Task goal
Every line below that includes "services" counts toward the total. Report that total alone.

Data lines
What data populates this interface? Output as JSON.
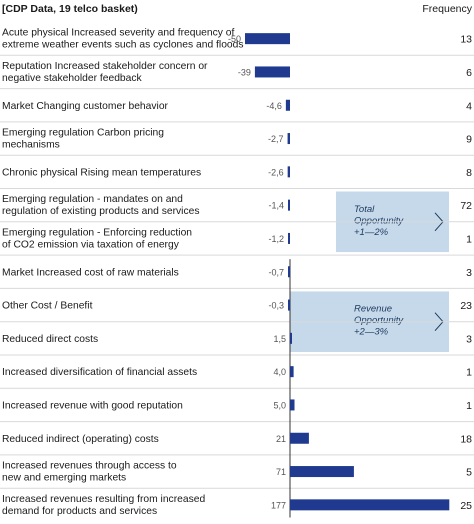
{
  "header": {
    "title": "[CDP Data, 19 telco basket)",
    "frequency_label": "Frequency"
  },
  "colors": {
    "bar": "#1f3a8f",
    "zero_line": "#333333",
    "divider": "#d9d9d9",
    "highlight_box": "#c5d9ea",
    "highlight_text": "#1f3a5f"
  },
  "highlights": [
    {
      "lines": [
        "Total",
        "Opportunity",
        "+1—2%"
      ],
      "rows": [
        5,
        6
      ]
    },
    {
      "lines": [
        "Revenue",
        "Opportunity",
        "+2—3%"
      ],
      "rows": [
        8,
        9
      ]
    }
  ],
  "chart_data": {
    "type": "bar",
    "orientation": "horizontal",
    "categories": [
      [
        "Acute physical Increased severity and frequency of",
        "extreme weather events such as cyclones and floods"
      ],
      [
        "Reputation Increased stakeholder concern or",
        "negative stakeholder feedback"
      ],
      [
        "Market Changing customer behavior"
      ],
      [
        "Emerging regulation Carbon pricing",
        "mechanisms"
      ],
      [
        "Chronic physical Rising mean temperatures"
      ],
      [
        "Emerging regulation - mandates on and",
        "regulation of existing products and services"
      ],
      [
        "Emerging regulation - Enforcing reduction",
        "of CO2 emission via taxation of energy"
      ],
      [
        "Market Increased cost of raw materials"
      ],
      [
        "Other Cost / Benefit"
      ],
      [
        "Reduced direct costs"
      ],
      [
        "Increased diversification of financial assets"
      ],
      [
        "Increased revenue with good reputation"
      ],
      [
        "Reduced indirect (operating) costs"
      ],
      [
        "Increased revenues through access to",
        "new and emerging markets"
      ],
      [
        "Increased revenues resulting from increased",
        "demand for products and services"
      ]
    ],
    "values": [
      -50,
      -39,
      -4.6,
      -2.7,
      -2.6,
      -1.4,
      -1.2,
      -0.7,
      -0.3,
      1.5,
      4.0,
      5.0,
      21,
      71,
      177
    ],
    "value_labels": [
      "-50",
      "-39",
      "-4,6",
      "-2,7",
      "-2,6",
      "-1,4",
      "-1,2",
      "-0,7",
      "-0,3",
      "1,5",
      "4,0",
      "5,0",
      "21",
      "71",
      "177"
    ],
    "frequency": [
      "13",
      "6",
      "4",
      "9",
      "8",
      "72",
      "1",
      "3",
      "23",
      "3",
      "1",
      "1",
      "18",
      "5",
      "25"
    ]
  }
}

Output for this task
2